>>>>>

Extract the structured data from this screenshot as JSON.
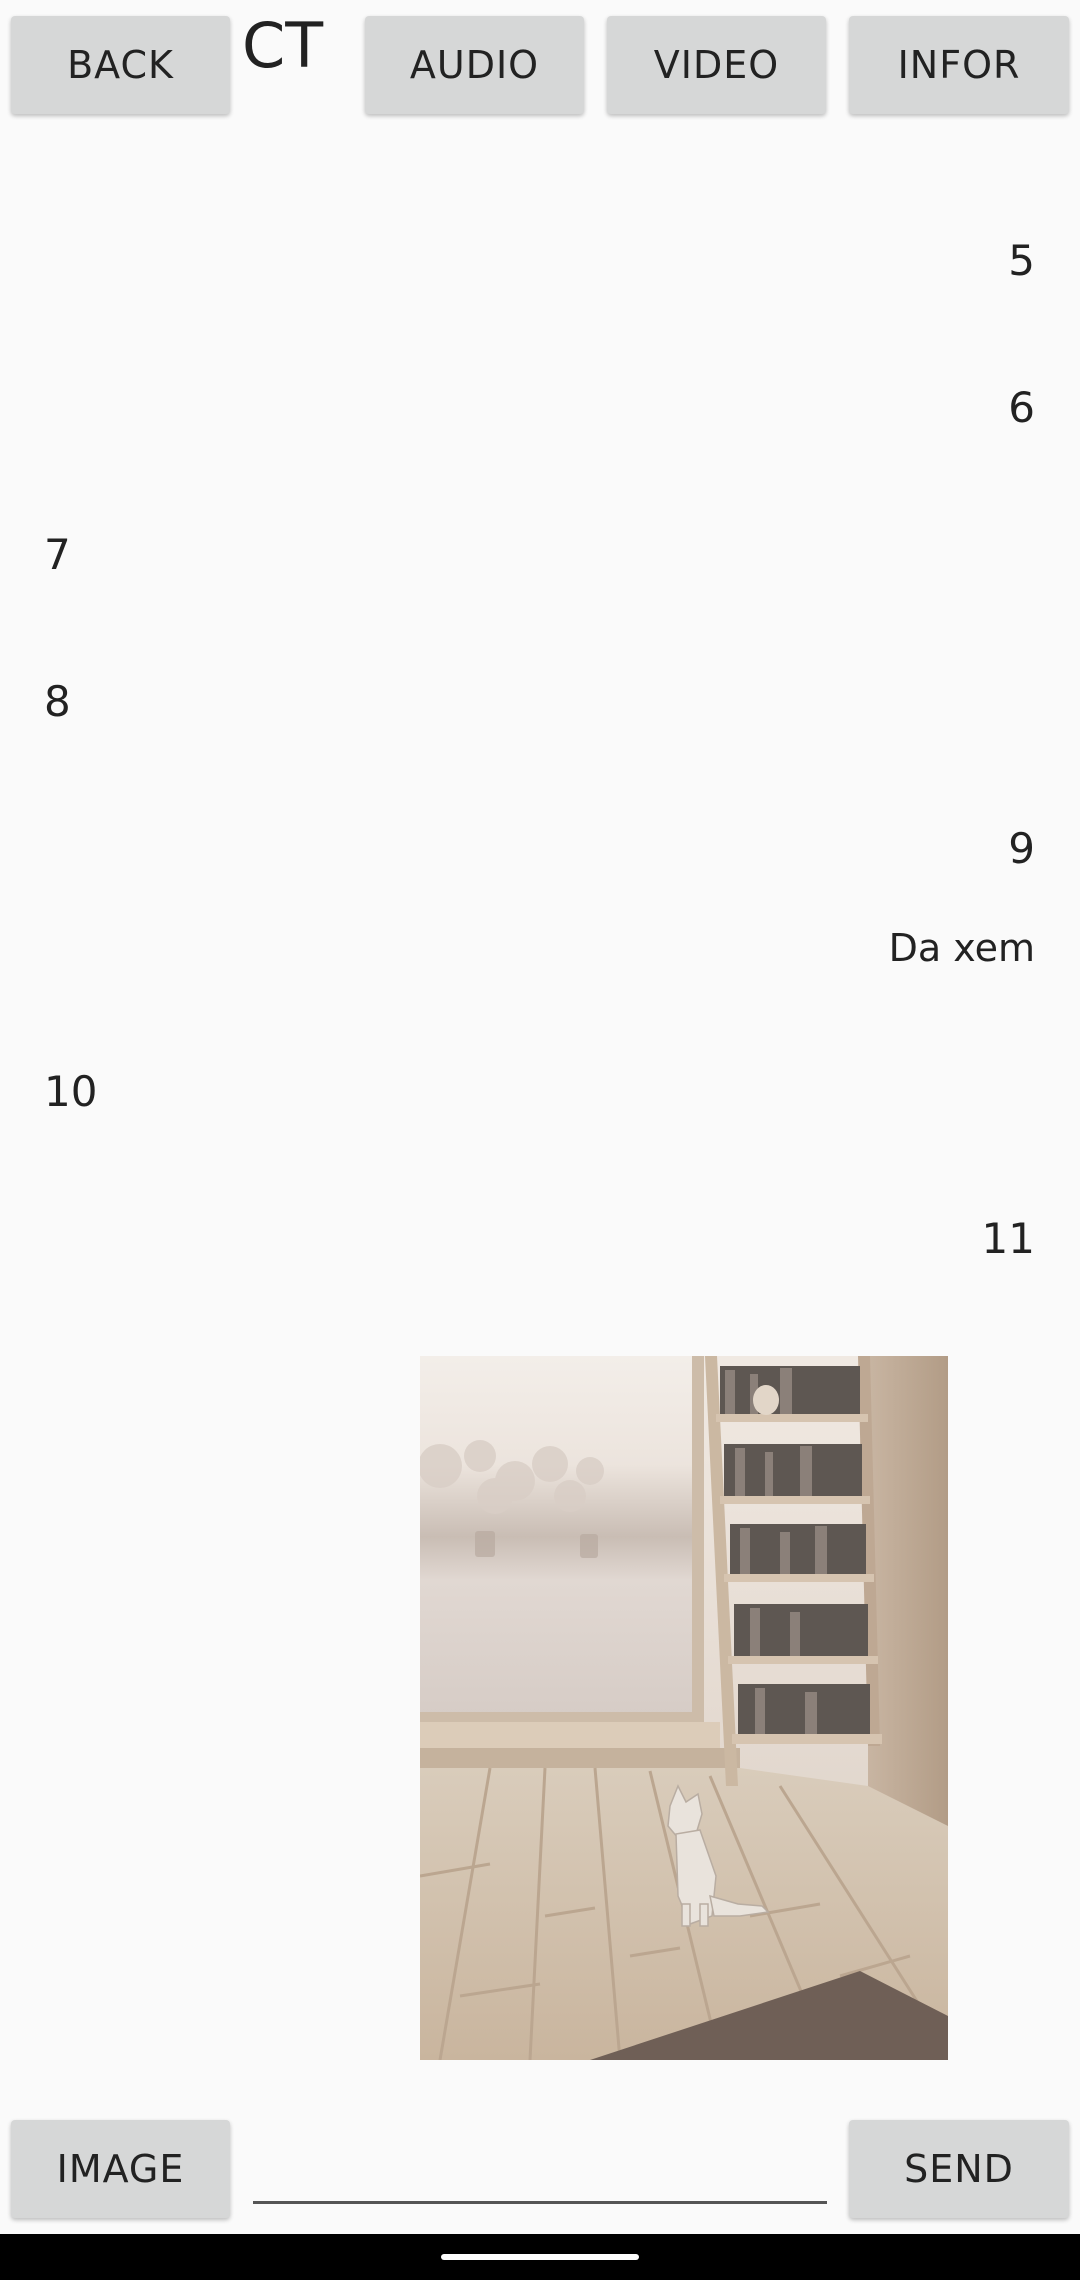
{
  "header": {
    "back_label": "BACK",
    "title": "CT",
    "audio_label": "AUDIO",
    "video_label": "VIDEO",
    "infor_label": "INFOR"
  },
  "messages": [
    {
      "text": "5",
      "side": "right"
    },
    {
      "text": "6",
      "side": "right"
    },
    {
      "text": "7",
      "side": "left"
    },
    {
      "text": "8",
      "side": "left"
    },
    {
      "text": "9",
      "side": "right"
    },
    {
      "text": "Da xem",
      "side": "right"
    },
    {
      "text": "10",
      "side": "left"
    },
    {
      "text": "11",
      "side": "right"
    }
  ],
  "image_message": {
    "description_icon": "photo-image",
    "side": "right"
  },
  "composer": {
    "image_label": "IMAGE",
    "input_value": "",
    "input_placeholder": "",
    "send_label": "SEND"
  },
  "colors": {
    "background": "#fafafa",
    "button": "#d6d7d7",
    "text": "#212121",
    "nav_bar": "#000000"
  }
}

<<<<<

→ Job
Using the data above, print every line exactly, omitting pictures.

→ Problem solution
Extract the structured data from this screenshot as JSON.
{
  "header": {
    "back_label": "BACK",
    "title": "CT",
    "audio_label": "AUDIO",
    "video_label": "VIDEO",
    "infor_label": "INFOR"
  },
  "messages": [
    {
      "text": "5",
      "side": "right"
    },
    {
      "text": "6",
      "side": "right"
    },
    {
      "text": "7",
      "side": "left"
    },
    {
      "text": "8",
      "side": "left"
    },
    {
      "text": "9",
      "side": "right"
    },
    {
      "text": "Da xem",
      "side": "right"
    },
    {
      "text": "10",
      "side": "left"
    },
    {
      "text": "11",
      "side": "right"
    }
  ],
  "image_message": {
    "description_icon": "photo-image",
    "side": "right"
  },
  "composer": {
    "image_label": "IMAGE",
    "input_value": "",
    "input_placeholder": "",
    "send_label": "SEND"
  },
  "colors": {
    "background": "#fafafa",
    "button": "#d6d7d7",
    "text": "#212121",
    "nav_bar": "#000000"
  }
}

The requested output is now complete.